> _Goal of the exercise_: Give the number of lines containing "Maurice" in this listing, with no other words.
•••••
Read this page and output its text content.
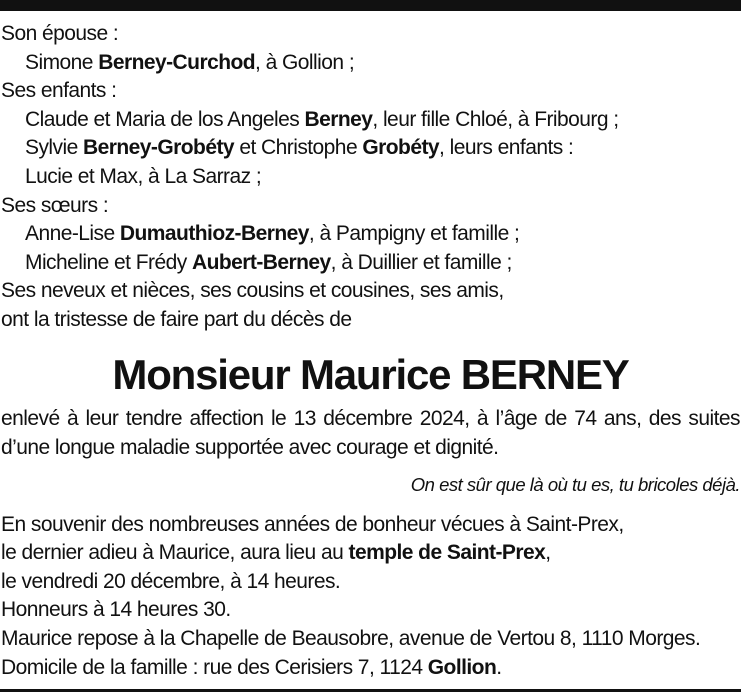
Son épouse :
Simone Berney-Curchod, à Gollion ;
Ses enfants :
Claude et Maria de los Angeles Berney, leur fille Chloé, à Fribourg ;
Sylvie Berney-Grobéty et Christophe Grobéty, leurs enfants :
Lucie et Max, à La Sarraz ;
Ses sœurs :
Anne-Lise Dumauthioz-Berney, à Pampigny et famille ;
Micheline et Frédy Aubert-Berney, à Duillier et famille ;
Ses neveux et nièces, ses cousins et cousines, ses amis,
ont la tristesse de faire part du décès de
Monsieur Maurice BERNEY
enlevé à leur tendre affection le 13 décembre 2024, à l’âge de 74 ans, des suites d’une longue maladie supportée avec courage et dignité.
On est sûr que là où tu es, tu bricoles déjà.
En souvenir des nombreuses années de bonheur vécues à Saint-Prex,
le dernier adieu à Maurice, aura lieu au temple de Saint-Prex,
le vendredi 20 décembre, à 14 heures.
Honneurs à 14 heures 30.
Maurice repose à la Chapelle de Beausobre, avenue de Vertou 8, 1110 Morges.
Domicile de la famille : rue des Cerisiers 7, 1124 Gollion.
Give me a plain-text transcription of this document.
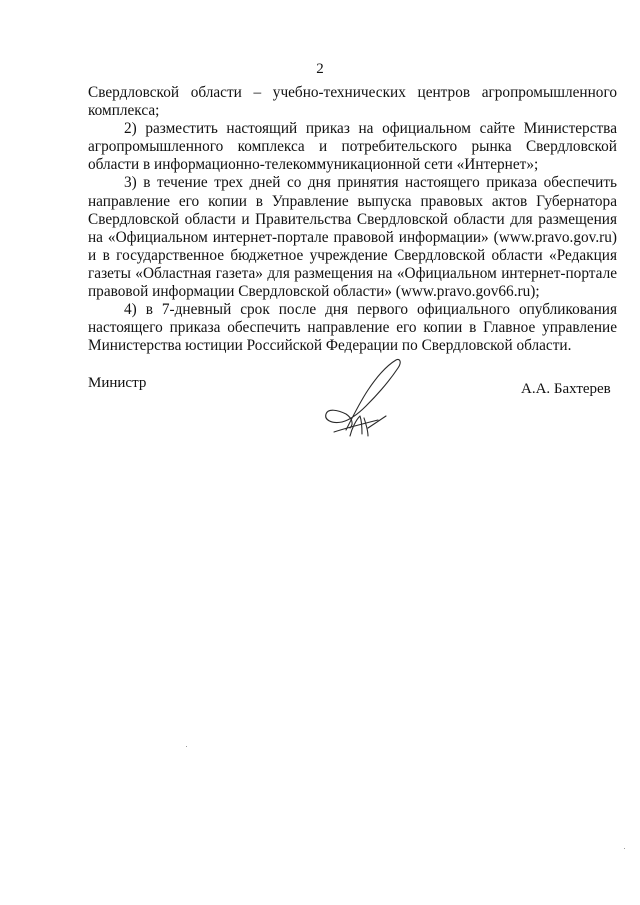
2

Свердловской области – учебно-технических центров агропромышленного комплекса;

2) разместить настоящий приказ на официальном сайте Министерства агропромышленного комплекса и потребительского рынка Свердловской области в информационно-телекоммуникационной сети «Интернет»;

3) в течение трех дней со дня принятия настоящего приказа обеспечить направление его копии в Управление выпуска правовых актов Губернатора Свердловской области и Правительства Свердловской области для размещения на «Официальном интернет-портале правовой информации» (www.pravo.gov.ru) и в государственное бюджетное учреждение Свердловской области «Редакция газеты «Областная газета» для размещения на «Официальном интернет-портале правовой информации Свердловской области» (www.pravo.gov66.ru);

4) в 7-дневный срок после дня первого официального опубликования настоящего приказа обеспечить направление его копии в Главное управление Министерства юстиции Российской Федерации по Свердловской области.

Министр	А.А. Бахтерев
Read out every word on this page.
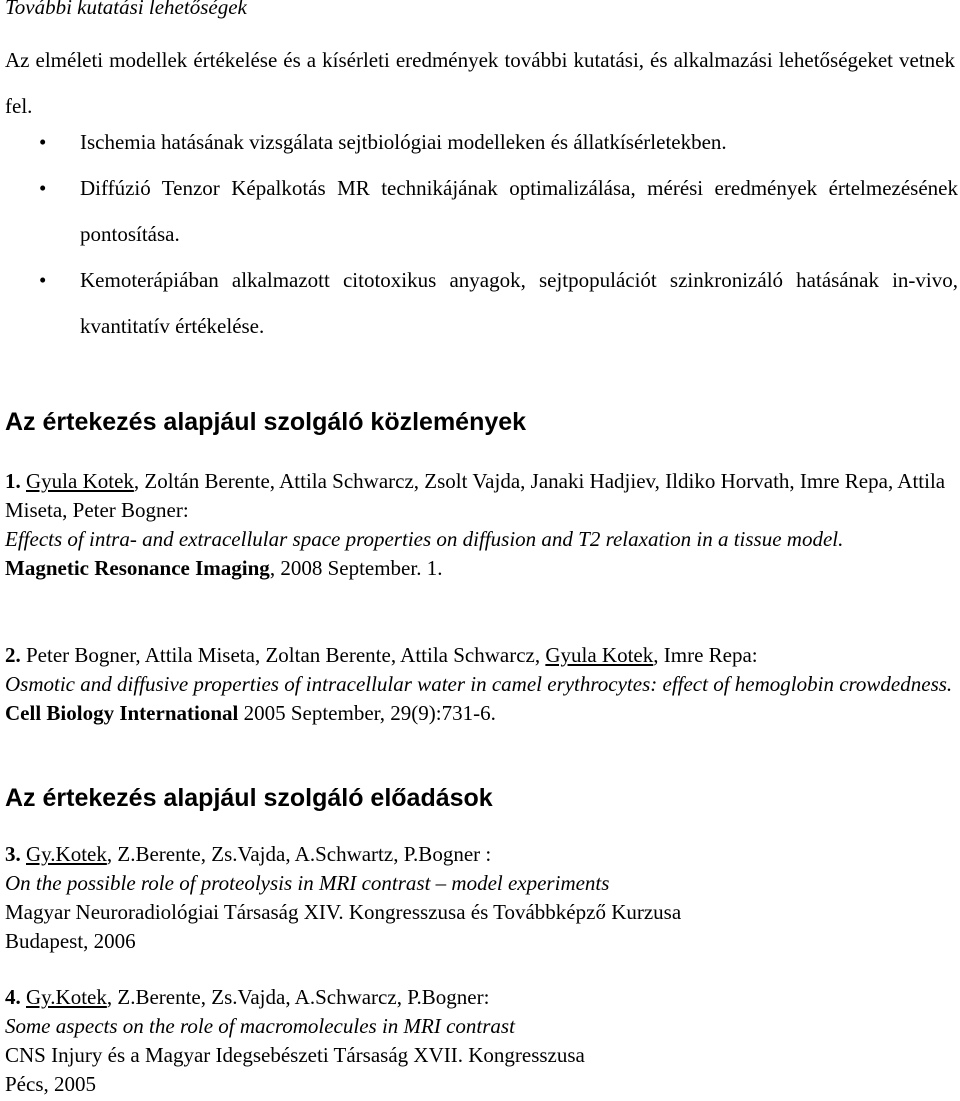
További kutatási lehetőségek

Az elméleti modellek értékelése és a kísérleti eredmények további kutatási, és alkalmazási lehetőségeket vetnek fel.

• Ischemia hatásának vizsgálata sejtbiológiai modelleken és állatkísérletekben.
• Diffúzió Tenzor Képalkotás MR technikájának optimalizálása, mérési eredmények értelmezésének pontosítása.
• Kemoterápiában alkalmazott citotoxikus anyagok, sejtpopulációt szinkronizáló hatásának in-vivo, kvantitatív értékelése.
Az értekezés alapjául szolgáló közlemények
1. Gyula Kotek, Zoltán Berente, Attila Schwarcz, Zsolt Vajda, Janaki Hadjiev, Ildiko Horvath, Imre Repa, Attila Miseta, Peter Bogner:
Effects of intra- and extracellular space properties on diffusion and T2 relaxation in a tissue model.
Magnetic Resonance Imaging, 2008 September. 1.
2. Peter Bogner, Attila Miseta, Zoltan Berente, Attila Schwarcz, Gyula Kotek, Imre Repa:
Osmotic and diffusive properties of intracellular water in camel erythrocytes: effect of hemoglobin crowdedness.
Cell Biology International 2005 September, 29(9):731-6.
Az értekezés alapjául szolgáló előadások
3. Gy.Kotek, Z.Berente, Zs.Vajda, A.Schwartz, P.Bogner :
On the possible role of proteolysis in MRI contrast – model experiments
Magyar Neuroradiológiai Társaság XIV. Kongresszusa és Továbbképző Kurzusa
Budapest, 2006
4. Gy.Kotek, Z.Berente, Zs.Vajda, A.Schwarcz, P.Bogner:
Some aspects on the role of macromolecules in MRI contrast
CNS Injury és a Magyar Idegsebészeti Társaság XVII. Kongresszusa
Pécs, 2005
•••••
> _Reply to the exercise_: 3